■ What you need to do ■
Scan the listing below and copy every line holding "sheets".

--- Supplied data ---

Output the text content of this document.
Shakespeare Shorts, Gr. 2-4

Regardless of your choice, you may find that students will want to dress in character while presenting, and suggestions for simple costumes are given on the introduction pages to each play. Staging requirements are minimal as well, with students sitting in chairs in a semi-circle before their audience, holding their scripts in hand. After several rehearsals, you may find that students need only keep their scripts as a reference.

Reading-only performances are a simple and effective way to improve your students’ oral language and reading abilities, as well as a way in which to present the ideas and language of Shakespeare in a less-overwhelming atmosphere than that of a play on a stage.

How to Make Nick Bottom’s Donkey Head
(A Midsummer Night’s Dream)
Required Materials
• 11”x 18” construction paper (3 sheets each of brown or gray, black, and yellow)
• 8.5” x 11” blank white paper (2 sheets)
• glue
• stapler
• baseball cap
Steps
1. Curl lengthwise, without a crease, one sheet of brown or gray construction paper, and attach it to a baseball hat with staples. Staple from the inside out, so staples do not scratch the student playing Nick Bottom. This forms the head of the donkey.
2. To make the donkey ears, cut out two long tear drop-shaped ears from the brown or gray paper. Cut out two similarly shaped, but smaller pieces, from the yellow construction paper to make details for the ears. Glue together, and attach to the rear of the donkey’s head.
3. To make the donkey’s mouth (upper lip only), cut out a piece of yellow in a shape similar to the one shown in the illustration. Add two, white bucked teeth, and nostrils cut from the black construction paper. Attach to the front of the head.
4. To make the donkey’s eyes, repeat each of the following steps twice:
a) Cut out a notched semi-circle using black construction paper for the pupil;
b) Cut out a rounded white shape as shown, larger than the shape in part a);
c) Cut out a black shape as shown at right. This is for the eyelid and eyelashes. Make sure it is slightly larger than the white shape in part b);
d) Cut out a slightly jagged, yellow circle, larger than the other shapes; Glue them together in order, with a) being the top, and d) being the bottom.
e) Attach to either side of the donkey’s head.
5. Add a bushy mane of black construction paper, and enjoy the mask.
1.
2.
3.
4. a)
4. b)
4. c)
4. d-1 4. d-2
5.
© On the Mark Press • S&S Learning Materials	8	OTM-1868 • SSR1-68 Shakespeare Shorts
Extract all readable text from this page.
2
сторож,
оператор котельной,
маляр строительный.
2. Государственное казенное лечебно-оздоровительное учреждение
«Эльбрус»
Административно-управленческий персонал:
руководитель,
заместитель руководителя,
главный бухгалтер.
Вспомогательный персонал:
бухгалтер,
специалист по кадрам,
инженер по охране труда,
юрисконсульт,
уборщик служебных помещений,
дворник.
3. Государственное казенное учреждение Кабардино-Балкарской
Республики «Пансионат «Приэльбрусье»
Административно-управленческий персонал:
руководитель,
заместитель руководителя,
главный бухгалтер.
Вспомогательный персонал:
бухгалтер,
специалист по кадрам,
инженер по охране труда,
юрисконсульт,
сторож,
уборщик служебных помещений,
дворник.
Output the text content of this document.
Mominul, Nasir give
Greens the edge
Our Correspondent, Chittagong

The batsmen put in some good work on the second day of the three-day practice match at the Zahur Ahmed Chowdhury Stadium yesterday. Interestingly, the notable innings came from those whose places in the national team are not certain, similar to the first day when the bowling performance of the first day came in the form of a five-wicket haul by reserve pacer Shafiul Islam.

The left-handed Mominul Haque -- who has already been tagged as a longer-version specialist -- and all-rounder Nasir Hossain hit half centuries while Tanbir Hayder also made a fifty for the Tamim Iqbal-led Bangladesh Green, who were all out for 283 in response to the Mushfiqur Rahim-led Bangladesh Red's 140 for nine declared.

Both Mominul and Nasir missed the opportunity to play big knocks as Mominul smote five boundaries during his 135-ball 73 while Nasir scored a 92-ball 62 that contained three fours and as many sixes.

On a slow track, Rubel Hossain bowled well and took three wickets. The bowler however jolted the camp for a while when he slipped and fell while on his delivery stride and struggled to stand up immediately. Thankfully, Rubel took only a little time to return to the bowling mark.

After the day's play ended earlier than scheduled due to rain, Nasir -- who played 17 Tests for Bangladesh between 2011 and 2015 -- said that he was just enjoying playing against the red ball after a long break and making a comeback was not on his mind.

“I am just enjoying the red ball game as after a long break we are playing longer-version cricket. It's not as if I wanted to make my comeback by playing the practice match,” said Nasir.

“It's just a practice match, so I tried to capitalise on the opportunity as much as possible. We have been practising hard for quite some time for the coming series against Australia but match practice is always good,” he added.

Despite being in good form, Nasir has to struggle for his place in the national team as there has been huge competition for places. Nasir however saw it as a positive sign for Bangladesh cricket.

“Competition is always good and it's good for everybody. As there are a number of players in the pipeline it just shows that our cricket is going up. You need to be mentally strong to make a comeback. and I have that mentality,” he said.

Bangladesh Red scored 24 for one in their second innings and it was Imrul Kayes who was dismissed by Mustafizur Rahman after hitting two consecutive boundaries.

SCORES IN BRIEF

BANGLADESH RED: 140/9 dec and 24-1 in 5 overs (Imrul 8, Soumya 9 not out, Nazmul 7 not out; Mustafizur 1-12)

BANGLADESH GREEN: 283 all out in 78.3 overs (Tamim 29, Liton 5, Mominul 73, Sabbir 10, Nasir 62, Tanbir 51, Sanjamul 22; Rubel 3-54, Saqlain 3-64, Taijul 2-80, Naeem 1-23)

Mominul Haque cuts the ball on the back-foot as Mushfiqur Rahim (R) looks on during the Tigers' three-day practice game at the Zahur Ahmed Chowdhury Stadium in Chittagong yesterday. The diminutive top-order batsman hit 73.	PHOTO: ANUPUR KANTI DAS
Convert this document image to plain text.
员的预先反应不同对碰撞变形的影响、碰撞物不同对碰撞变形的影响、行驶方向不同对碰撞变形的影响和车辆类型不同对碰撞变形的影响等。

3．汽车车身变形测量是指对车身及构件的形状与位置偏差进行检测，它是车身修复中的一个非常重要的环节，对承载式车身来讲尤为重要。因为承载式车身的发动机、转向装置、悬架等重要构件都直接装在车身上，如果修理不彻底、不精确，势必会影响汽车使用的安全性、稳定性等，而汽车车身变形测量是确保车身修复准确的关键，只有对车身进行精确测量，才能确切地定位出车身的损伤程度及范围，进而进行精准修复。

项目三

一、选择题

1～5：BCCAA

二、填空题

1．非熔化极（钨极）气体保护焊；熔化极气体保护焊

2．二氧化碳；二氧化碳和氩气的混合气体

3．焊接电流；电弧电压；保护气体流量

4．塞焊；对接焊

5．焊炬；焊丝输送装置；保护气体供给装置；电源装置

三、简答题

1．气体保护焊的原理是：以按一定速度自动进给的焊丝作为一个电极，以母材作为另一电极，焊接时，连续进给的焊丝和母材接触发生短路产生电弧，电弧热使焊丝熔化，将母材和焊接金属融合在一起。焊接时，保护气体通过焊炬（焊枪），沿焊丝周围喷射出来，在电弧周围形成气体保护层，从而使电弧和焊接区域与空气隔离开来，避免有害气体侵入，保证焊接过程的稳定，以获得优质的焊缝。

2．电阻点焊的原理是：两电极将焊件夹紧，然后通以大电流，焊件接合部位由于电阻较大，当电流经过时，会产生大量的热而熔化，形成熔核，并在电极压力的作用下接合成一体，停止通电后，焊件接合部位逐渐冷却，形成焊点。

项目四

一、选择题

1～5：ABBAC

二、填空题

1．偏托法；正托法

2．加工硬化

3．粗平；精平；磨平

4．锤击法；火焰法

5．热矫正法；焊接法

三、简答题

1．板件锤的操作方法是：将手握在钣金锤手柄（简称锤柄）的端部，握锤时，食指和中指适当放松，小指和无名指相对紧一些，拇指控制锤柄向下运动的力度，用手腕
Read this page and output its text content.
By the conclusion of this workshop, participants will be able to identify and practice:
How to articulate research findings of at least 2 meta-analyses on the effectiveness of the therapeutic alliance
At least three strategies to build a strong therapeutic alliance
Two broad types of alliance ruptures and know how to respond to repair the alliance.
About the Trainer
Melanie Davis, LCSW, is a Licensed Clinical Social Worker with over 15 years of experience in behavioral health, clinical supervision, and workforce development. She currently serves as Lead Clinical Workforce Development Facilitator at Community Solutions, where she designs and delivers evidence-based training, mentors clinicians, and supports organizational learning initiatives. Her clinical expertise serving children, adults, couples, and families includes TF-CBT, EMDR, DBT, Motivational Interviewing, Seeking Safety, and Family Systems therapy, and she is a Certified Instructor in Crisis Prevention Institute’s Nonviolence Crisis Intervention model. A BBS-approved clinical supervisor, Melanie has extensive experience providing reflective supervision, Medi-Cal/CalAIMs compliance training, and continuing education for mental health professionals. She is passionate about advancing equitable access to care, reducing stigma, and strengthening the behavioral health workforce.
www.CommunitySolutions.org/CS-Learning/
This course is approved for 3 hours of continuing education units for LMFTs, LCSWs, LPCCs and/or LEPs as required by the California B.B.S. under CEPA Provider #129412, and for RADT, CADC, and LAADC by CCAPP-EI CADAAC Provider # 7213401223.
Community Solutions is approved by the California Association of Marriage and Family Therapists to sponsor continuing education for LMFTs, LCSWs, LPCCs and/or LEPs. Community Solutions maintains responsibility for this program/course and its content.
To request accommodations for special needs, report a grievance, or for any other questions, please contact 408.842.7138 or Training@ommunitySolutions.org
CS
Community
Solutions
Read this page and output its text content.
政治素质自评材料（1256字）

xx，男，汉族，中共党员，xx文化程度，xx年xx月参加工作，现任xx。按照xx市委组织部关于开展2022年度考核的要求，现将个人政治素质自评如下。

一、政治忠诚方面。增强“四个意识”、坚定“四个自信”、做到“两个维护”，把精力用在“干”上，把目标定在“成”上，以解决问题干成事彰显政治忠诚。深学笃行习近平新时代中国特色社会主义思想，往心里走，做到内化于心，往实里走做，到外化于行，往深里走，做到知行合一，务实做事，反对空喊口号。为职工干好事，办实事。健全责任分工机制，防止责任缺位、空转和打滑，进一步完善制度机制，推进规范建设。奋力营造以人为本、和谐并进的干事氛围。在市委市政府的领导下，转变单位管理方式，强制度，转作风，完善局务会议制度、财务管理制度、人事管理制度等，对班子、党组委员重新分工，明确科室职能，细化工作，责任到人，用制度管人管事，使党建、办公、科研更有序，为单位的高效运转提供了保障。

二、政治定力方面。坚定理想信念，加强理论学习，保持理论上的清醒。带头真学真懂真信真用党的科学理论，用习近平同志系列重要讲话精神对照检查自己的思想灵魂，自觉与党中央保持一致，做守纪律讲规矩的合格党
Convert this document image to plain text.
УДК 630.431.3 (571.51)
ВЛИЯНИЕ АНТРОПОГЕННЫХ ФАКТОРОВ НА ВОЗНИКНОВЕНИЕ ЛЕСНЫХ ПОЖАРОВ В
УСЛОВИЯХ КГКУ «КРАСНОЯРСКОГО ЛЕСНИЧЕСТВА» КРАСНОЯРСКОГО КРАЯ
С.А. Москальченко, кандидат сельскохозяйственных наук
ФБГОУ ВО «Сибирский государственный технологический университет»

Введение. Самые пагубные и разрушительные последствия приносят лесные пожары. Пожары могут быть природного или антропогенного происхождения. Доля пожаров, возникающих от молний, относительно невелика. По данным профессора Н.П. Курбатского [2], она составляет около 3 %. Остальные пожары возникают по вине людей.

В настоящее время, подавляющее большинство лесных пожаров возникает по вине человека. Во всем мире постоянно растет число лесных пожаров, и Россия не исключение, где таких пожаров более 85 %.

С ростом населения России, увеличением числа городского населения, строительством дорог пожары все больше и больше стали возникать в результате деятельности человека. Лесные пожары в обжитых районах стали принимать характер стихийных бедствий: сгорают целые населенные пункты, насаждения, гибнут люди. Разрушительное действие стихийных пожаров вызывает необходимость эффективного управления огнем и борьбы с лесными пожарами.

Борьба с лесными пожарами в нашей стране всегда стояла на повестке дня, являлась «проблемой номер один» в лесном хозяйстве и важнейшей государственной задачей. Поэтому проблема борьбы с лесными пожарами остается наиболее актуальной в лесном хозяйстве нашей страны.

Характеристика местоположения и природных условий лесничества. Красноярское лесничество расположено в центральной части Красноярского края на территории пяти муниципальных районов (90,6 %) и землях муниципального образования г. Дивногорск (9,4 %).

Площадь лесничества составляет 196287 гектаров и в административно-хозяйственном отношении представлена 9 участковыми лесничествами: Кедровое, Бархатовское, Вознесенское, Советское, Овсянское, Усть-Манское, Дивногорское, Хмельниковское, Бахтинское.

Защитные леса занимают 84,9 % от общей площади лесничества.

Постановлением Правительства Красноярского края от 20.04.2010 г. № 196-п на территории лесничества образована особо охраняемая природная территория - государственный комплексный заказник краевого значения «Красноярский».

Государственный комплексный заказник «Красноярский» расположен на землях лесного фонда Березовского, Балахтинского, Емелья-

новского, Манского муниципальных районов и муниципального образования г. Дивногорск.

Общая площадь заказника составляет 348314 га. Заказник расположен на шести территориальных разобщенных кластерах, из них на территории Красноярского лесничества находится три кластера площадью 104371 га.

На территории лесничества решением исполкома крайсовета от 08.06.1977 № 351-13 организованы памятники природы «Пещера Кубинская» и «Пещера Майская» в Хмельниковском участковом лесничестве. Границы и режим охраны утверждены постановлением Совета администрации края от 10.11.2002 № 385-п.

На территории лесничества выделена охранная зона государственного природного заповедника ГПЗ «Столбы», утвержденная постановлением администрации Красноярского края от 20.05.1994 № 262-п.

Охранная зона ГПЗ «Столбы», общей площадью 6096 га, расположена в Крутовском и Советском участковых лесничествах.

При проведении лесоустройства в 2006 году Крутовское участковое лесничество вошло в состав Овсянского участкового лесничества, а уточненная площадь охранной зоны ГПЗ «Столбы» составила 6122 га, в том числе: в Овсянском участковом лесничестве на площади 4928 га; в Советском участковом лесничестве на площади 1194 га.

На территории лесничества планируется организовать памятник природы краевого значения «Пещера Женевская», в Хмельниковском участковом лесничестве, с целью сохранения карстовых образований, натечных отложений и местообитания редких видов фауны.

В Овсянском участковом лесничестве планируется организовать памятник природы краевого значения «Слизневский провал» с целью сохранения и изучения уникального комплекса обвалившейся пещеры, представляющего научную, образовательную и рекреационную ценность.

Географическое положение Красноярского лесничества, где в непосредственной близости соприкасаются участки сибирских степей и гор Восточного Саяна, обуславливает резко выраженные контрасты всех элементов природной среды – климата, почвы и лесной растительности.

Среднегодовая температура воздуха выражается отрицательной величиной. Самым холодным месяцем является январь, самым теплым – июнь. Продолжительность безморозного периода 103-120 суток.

---

■ Task answer ■
• 11”x 18” construction paper (3 sheets each of brown or gray, black, and yellow)
• 8.5” x 11” blank white paper (2 sheets)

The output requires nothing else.